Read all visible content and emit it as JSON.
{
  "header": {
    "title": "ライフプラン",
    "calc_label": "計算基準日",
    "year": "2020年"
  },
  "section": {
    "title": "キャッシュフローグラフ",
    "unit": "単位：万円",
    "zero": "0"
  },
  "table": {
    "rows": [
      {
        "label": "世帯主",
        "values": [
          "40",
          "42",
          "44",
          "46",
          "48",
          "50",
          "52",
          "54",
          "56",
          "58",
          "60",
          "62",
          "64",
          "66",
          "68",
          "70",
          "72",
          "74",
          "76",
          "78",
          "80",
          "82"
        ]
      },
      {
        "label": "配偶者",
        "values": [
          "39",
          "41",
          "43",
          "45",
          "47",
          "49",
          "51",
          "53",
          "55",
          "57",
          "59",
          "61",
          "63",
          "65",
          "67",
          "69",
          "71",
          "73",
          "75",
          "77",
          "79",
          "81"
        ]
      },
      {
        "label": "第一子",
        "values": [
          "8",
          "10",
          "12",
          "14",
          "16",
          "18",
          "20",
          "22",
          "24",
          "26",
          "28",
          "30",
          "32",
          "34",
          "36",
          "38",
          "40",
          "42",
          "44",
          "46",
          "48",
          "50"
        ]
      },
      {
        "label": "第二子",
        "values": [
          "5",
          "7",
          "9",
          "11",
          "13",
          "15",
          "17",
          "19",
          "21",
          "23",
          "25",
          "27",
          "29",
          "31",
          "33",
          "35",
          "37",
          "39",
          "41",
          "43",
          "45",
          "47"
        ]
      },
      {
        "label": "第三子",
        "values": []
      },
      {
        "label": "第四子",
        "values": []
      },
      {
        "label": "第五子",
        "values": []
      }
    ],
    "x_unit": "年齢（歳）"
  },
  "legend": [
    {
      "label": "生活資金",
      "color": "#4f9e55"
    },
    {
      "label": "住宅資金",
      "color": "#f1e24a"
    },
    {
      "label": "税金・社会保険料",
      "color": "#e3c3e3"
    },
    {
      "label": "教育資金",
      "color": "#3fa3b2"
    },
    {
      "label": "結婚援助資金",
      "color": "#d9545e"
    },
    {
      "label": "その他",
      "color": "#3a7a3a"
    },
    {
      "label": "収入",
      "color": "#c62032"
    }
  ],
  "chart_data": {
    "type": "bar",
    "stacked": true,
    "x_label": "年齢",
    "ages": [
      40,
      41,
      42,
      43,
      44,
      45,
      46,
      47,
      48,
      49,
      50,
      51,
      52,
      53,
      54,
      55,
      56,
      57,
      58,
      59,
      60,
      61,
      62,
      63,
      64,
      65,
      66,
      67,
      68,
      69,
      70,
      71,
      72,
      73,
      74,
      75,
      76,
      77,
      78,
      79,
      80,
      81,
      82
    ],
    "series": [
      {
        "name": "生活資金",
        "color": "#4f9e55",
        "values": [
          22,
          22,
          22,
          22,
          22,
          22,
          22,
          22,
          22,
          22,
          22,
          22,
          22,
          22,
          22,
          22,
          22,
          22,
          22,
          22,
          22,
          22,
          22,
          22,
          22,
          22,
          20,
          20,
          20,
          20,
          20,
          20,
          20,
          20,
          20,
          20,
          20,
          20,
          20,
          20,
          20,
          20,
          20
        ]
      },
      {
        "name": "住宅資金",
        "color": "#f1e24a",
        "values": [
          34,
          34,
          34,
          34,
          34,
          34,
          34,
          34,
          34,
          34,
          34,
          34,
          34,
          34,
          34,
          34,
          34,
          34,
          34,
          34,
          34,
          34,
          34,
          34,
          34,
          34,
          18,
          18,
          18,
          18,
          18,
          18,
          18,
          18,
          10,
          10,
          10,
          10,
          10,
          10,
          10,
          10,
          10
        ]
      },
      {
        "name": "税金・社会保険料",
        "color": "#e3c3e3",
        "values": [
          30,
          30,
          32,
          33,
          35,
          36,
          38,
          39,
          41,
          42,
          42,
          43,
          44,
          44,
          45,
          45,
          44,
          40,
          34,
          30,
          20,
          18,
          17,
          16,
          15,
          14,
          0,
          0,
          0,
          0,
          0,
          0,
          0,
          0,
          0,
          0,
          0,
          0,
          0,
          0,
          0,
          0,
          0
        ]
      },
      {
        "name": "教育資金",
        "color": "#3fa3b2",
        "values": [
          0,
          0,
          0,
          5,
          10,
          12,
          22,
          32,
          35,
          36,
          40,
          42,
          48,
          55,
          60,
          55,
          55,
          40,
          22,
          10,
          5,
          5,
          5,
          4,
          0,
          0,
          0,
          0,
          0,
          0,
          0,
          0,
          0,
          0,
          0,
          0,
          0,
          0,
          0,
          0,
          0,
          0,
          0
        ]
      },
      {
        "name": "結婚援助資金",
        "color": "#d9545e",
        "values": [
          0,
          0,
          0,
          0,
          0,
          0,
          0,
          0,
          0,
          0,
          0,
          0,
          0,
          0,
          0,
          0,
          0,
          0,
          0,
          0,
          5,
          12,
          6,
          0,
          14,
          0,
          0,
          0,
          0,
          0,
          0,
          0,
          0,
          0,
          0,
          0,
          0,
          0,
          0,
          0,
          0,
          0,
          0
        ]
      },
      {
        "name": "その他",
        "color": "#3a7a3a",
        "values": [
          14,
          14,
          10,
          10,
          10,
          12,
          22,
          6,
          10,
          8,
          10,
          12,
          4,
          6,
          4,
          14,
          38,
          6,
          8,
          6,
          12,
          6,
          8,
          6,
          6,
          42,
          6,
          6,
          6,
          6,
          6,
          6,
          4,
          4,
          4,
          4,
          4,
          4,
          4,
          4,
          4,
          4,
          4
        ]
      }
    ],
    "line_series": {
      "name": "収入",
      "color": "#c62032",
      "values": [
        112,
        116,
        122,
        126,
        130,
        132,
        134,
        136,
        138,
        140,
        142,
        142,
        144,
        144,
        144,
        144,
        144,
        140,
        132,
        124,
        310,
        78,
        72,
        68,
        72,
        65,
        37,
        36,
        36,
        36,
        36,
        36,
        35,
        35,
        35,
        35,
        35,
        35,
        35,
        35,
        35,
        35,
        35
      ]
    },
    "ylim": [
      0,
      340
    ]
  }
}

==========

Your goal: Restate every record exactly, leaving nothing out.

Task solution:
Read all visible content and emit it as JSON.
{
  "header": {
    "title": "ライフプラン",
    "calc_label": "計算基準日",
    "year": "2020年"
  },
  "section": {
    "title": "キャッシュフローグラフ",
    "unit": "単位：万円",
    "zero": "0"
  },
  "table": {
    "rows": [
      {
        "label": "世帯主",
        "values": [
          "40",
          "42",
          "44",
          "46",
          "48",
          "50",
          "52",
          "54",
          "56",
          "58",
          "60",
          "62",
          "64",
          "66",
          "68",
          "70",
          "72",
          "74",
          "76",
          "78",
          "80",
          "82"
        ]
      },
      {
        "label": "配偶者",
        "values": [
          "39",
          "41",
          "43",
          "45",
          "47",
          "49",
          "51",
          "53",
          "55",
          "57",
          "59",
          "61",
          "63",
          "65",
          "67",
          "69",
          "71",
          "73",
          "75",
          "77",
          "79",
          "81"
        ]
      },
      {
        "label": "第一子",
        "values": [
          "8",
          "10",
          "12",
          "14",
          "16",
          "18",
          "20",
          "22",
          "24",
          "26",
          "28",
          "30",
          "32",
          "34",
          "36",
          "38",
          "40",
          "42",
          "44",
          "46",
          "48",
          "50"
        ]
      },
      {
        "label": "第二子",
        "values": [
          "5",
          "7",
          "9",
          "11",
          "13",
          "15",
          "17",
          "19",
          "21",
          "23",
          "25",
          "27",
          "29",
          "31",
          "33",
          "35",
          "37",
          "39",
          "41",
          "43",
          "45",
          "47"
        ]
      },
      {
        "label": "第三子",
        "values": []
      },
      {
        "label": "第四子",
        "values": []
      },
      {
        "label": "第五子",
        "values": []
      }
    ],
    "x_unit": "年齢（歳）"
  },
  "legend": [
    {
      "label": "生活資金",
      "color": "#4f9e55"
    },
    {
      "label": "住宅資金",
      "color": "#f1e24a"
    },
    {
      "label": "税金・社会保険料",
      "color": "#e3c3e3"
    },
    {
      "label": "教育資金",
      "color": "#3fa3b2"
    },
    {
      "label": "結婚援助資金",
      "color": "#d9545e"
    },
    {
      "label": "その他",
      "color": "#3a7a3a"
    },
    {
      "label": "収入",
      "color": "#c62032"
    }
  ],
  "chart_data": {
    "type": "bar",
    "stacked": true,
    "x_label": "年齢",
    "ages": [
      40,
      41,
      42,
      43,
      44,
      45,
      46,
      47,
      48,
      49,
      50,
      51,
      52,
      53,
      54,
      55,
      56,
      57,
      58,
      59,
      60,
      61,
      62,
      63,
      64,
      65,
      66,
      67,
      68,
      69,
      70,
      71,
      72,
      73,
      74,
      75,
      76,
      77,
      78,
      79,
      80,
      81,
      82
    ],
    "series": [
      {
        "name": "生活資金",
        "color": "#4f9e55",
        "values": [
          22,
          22,
          22,
          22,
          22,
          22,
          22,
          22,
          22,
          22,
          22,
          22,
          22,
          22,
          22,
          22,
          22,
          22,
          22,
          22,
          22,
          22,
          22,
          22,
          22,
          22,
          20,
          20,
          20,
          20,
          20,
          20,
          20,
          20,
          20,
          20,
          20,
          20,
          20,
          20,
          20,
          20,
          20
        ]
      },
      {
        "name": "住宅資金",
        "color": "#f1e24a",
        "values": [
          34,
          34,
          34,
          34,
          34,
          34,
          34,
          34,
          34,
          34,
          34,
          34,
          34,
          34,
          34,
          34,
          34,
          34,
          34,
          34,
          34,
          34,
          34,
          34,
          34,
          34,
          18,
          18,
          18,
          18,
          18,
          18,
          18,
          18,
          10,
          10,
          10,
          10,
          10,
          10,
          10,
          10,
          10
        ]
      },
      {
        "name": "税金・社会保険料",
        "color": "#e3c3e3",
        "values": [
          30,
          30,
          32,
          33,
          35,
          36,
          38,
          39,
          41,
          42,
          42,
          43,
          44,
          44,
          45,
          45,
          44,
          40,
          34,
          30,
          20,
          18,
          17,
          16,
          15,
          14,
          0,
          0,
          0,
          0,
          0,
          0,
          0,
          0,
          0,
          0,
          0,
          0,
          0,
          0,
          0,
          0,
          0
        ]
      },
      {
        "name": "教育資金",
        "color": "#3fa3b2",
        "values": [
          0,
          0,
          0,
          5,
          10,
          12,
          22,
          32,
          35,
          36,
          40,
          42,
          48,
          55,
          60,
          55,
          55,
          40,
          22,
          10,
          5,
          5,
          5,
          4,
          0,
          0,
          0,
          0,
          0,
          0,
          0,
          0,
          0,
          0,
          0,
          0,
          0,
          0,
          0,
          0,
          0,
          0,
          0
        ]
      },
      {
        "name": "結婚援助資金",
        "color": "#d9545e",
        "values": [
          0,
          0,
          0,
          0,
          0,
          0,
          0,
          0,
          0,
          0,
          0,
          0,
          0,
          0,
          0,
          0,
          0,
          0,
          0,
          0,
          5,
          12,
          6,
          0,
          14,
          0,
          0,
          0,
          0,
          0,
          0,
          0,
          0,
          0,
          0,
          0,
          0,
          0,
          0,
          0,
          0,
          0,
          0
        ]
      },
      {
        "name": "その他",
        "color": "#3a7a3a",
        "values": [
          14,
          14,
          10,
          10,
          10,
          12,
          22,
          6,
          10,
          8,
          10,
          12,
          4,
          6,
          4,
          14,
          38,
          6,
          8,
          6,
          12,
          6,
          8,
          6,
          6,
          42,
          6,
          6,
          6,
          6,
          6,
          6,
          4,
          4,
          4,
          4,
          4,
          4,
          4,
          4,
          4,
          4,
          4
        ]
      }
    ],
    "line_series": {
      "name": "収入",
      "color": "#c62032",
      "values": [
        112,
        116,
        122,
        126,
        130,
        132,
        134,
        136,
        138,
        140,
        142,
        142,
        144,
        144,
        144,
        144,
        144,
        140,
        132,
        124,
        310,
        78,
        72,
        68,
        72,
        65,
        37,
        36,
        36,
        36,
        36,
        36,
        35,
        35,
        35,
        35,
        35,
        35,
        35,
        35,
        35,
        35,
        35
      ]
    },
    "ylim": [
      0,
      340
    ]
  }
}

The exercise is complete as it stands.